- GIVEN TEXT -
--- Start ---

# Dads home



## basi (Nov 9, 2007)

I think they are pleased to see their dad home for 2 weeks from Afghan, as am I


----------



## Kinjilabs (Apr 15, 2009)

Awwww bless them and may I say bless dad too!!!! he's a very brave man!!


----------



## FREE SPIRIT (Jul 8, 2009)

Ahh bless...they are gorgeous.


----------



## Badger's Mum (Mar 23, 2009)

God you must be over the moon  Take care of that hero for all of us


----------



## basi (Nov 9, 2007)

Badger's Mum said:


> God you must be over the moon  Take care of that hero for all of us


I will only 5 more weeks for him to do when he goes back so the end is in sight thank goodness


----------



## Badger's Mum (Mar 23, 2009)

basi said:


> I will only 5 more weeks for him to do when he goes back so the end is in sight thank goodness


Please thank him for me. I wear red on a friday with pride


----------



## Husky-Owner (May 24, 2009)

aww they look so excited!!

Won't be seeing you around for a while then :smilewinkgrin::smilewinkgrin:


----------



## basi (Nov 9, 2007)

Badger's Mum said:


> Please thank him for me. I wear red on a friday with pride


I will do when he wakes up as at the min is giving it big zzzzz's after travelling for 24hrs



Husky-Owner said:


> aww they look so excited!!
> 
> Won't be seeing you around for a while then :smilewinkgrin::smilewinkgrin:


----------



## srhdufe (Feb 11, 2009)

bless.. 
You must be soooo proud.. He's a hero


----------



## mindymoo (Jul 5, 2009)

You must all be happy to see him home. I for one am very very proud of all our boys, balls of steel!!! x


----------



## Badger's Mum (Mar 23, 2009)

--- End ---

- TASKS TO PERFORM -
1 – According to the forum thread, how long is the dad home from Afghan?
2 – Repeat the part of the forum thread that begins at the words "## Kinjilabs (Apr" and stops after "bless...they are gorgeous.".

- GIVEN DATA -
--- Start ---

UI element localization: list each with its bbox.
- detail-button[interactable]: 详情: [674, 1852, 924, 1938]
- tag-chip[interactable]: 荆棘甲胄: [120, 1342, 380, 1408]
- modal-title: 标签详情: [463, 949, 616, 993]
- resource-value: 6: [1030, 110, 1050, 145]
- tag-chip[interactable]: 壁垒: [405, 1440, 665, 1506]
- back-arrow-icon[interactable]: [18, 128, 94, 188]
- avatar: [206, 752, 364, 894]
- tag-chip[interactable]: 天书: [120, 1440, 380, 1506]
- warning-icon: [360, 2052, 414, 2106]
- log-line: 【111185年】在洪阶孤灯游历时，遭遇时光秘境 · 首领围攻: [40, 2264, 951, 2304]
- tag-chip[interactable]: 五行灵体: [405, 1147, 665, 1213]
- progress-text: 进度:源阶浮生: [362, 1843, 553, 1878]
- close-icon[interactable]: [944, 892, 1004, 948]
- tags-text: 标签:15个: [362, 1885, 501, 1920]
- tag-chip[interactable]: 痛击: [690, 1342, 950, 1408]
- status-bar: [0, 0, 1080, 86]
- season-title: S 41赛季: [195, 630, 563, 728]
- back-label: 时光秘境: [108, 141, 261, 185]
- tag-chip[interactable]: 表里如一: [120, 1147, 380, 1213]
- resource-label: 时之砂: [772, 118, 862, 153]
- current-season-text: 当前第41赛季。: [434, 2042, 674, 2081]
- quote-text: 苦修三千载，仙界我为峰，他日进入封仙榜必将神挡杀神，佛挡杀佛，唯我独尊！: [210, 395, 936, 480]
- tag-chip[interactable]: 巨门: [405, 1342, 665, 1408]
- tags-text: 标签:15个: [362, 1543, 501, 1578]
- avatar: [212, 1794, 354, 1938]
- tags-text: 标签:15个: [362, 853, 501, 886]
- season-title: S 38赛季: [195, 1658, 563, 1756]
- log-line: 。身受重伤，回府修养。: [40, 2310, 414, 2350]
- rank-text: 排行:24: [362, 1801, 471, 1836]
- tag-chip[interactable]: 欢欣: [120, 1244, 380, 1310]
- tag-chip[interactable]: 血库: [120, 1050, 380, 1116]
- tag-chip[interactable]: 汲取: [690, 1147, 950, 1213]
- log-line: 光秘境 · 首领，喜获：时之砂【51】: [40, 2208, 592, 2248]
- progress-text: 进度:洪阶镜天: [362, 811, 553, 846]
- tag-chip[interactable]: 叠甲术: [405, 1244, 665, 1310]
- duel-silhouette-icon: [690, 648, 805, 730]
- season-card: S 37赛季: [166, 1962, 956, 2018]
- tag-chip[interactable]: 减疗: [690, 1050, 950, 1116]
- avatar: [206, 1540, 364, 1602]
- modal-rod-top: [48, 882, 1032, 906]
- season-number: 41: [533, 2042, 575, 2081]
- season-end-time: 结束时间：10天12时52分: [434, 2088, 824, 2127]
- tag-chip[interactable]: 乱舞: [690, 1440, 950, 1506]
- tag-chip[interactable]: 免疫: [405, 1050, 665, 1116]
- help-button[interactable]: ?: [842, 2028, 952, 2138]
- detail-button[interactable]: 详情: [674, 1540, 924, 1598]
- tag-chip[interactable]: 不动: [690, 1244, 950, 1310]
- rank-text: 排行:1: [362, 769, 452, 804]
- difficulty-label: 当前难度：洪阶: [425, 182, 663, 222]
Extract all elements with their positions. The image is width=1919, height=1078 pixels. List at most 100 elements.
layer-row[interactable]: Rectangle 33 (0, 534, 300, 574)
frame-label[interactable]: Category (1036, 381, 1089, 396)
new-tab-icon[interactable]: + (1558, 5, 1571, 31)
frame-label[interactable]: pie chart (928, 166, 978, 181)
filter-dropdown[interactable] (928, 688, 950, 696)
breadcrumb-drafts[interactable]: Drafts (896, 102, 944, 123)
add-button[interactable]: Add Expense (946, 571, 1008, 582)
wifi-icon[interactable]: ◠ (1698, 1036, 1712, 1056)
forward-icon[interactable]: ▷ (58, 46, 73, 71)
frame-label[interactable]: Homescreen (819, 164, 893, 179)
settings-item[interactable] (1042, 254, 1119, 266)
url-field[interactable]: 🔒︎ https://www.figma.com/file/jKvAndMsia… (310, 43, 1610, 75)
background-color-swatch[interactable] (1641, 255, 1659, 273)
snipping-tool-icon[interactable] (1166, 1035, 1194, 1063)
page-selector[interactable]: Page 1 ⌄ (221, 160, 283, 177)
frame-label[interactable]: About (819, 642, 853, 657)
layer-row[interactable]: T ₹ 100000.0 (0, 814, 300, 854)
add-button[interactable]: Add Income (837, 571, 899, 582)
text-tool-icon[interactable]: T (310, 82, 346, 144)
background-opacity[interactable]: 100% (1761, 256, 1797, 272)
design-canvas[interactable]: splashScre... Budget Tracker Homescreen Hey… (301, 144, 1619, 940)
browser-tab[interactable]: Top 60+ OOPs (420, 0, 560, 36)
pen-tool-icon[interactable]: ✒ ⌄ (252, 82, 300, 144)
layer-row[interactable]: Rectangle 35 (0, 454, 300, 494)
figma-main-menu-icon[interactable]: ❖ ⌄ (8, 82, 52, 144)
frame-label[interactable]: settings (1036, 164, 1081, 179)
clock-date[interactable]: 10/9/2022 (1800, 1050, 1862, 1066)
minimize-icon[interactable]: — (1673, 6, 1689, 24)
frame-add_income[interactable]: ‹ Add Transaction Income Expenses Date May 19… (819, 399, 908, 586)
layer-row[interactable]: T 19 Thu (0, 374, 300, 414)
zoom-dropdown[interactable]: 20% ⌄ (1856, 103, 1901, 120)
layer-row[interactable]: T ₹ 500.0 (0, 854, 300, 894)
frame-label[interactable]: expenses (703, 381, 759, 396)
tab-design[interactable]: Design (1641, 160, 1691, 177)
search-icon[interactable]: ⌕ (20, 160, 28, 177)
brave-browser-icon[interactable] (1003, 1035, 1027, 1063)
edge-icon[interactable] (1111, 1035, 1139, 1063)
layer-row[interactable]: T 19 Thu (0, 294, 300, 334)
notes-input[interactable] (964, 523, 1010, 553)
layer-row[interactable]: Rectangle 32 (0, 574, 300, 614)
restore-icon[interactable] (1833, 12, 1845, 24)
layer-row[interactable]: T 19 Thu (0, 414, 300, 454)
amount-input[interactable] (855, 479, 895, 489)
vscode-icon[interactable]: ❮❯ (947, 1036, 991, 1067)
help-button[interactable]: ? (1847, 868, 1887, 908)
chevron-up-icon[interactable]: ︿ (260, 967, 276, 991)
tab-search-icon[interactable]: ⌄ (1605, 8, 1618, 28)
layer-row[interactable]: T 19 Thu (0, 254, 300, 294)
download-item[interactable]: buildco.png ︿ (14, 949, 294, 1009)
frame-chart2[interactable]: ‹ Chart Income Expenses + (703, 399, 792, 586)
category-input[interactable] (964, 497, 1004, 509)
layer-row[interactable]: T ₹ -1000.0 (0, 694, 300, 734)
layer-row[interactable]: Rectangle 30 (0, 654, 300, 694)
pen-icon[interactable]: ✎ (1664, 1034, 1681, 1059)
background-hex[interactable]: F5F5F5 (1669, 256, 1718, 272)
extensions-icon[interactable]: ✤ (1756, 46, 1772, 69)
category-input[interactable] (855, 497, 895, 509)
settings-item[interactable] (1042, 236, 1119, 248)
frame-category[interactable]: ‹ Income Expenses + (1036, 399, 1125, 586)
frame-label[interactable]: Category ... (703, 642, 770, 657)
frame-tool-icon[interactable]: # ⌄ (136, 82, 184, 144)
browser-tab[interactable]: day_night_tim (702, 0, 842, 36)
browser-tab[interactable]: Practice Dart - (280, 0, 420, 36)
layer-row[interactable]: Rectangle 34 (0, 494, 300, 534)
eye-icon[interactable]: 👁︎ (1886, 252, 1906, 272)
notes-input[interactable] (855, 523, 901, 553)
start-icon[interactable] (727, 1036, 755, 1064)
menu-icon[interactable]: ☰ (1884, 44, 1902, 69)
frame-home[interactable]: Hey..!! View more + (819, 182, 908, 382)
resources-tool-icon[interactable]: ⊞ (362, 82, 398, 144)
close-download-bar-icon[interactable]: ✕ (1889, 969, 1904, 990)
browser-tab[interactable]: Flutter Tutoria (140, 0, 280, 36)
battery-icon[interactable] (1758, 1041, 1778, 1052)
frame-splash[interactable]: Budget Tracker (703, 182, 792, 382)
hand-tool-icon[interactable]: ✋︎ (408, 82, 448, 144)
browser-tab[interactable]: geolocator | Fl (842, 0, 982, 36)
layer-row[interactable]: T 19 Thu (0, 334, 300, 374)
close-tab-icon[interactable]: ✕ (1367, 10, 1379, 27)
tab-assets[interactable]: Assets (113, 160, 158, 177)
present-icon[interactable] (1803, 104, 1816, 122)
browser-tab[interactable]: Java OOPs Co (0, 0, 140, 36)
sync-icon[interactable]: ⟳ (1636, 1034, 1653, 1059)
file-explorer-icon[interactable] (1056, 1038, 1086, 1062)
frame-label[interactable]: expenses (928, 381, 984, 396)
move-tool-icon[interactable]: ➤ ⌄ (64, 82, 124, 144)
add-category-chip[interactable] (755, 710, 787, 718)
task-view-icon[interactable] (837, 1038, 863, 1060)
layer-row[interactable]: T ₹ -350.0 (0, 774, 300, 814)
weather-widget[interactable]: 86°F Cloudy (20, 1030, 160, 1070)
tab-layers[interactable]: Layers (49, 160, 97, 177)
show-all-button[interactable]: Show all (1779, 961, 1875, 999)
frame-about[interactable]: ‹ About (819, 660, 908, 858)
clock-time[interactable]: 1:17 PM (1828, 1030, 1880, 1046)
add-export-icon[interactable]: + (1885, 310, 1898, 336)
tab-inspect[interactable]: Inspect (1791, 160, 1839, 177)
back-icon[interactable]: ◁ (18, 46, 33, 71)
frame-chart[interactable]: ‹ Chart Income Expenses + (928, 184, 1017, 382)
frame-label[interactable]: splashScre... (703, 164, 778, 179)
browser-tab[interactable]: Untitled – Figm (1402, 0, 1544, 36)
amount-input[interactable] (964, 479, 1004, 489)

--- End ---

- THE RESPONSES -
1 – Two weeks.

2 –
## Kinjilabs (Apr 15, 2009)

Awwww bless them and may I say bless dad too!!!! he's a very brave man!!


----------



## FREE SPIRIT (Jul 8, 2009)

Ahh bless...they are gorgeous.